## PROBLEM TO SOLVE:
Each entry needs to be restated exactly as written.

## DATASET ENTRIES:
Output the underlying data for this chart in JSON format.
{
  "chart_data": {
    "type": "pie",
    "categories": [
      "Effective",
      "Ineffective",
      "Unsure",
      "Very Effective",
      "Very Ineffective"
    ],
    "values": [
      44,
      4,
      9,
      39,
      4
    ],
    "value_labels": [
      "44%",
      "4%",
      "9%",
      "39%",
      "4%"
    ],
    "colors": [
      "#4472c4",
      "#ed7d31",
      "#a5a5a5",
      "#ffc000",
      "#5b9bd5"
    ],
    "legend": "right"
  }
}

## RESPONSE:
Output the underlying data for this chart in JSON format.
{
  "chart_data": {
    "type": "pie",
    "categories": [
      "Effective",
      "Ineffective",
      "Unsure",
      "Very Effective",
      "Very Ineffective"
    ],
    "values": [
      44,
      4,
      9,
      39,
      4
    ],
    "value_labels": [
      "44%",
      "4%",
      "9%",
      "39%",
      "4%"
    ],
    "colors": [
      "#4472c4",
      "#ed7d31",
      "#a5a5a5",
      "#ffc000",
      "#5b9bd5"
    ],
    "legend": "right"
  }
}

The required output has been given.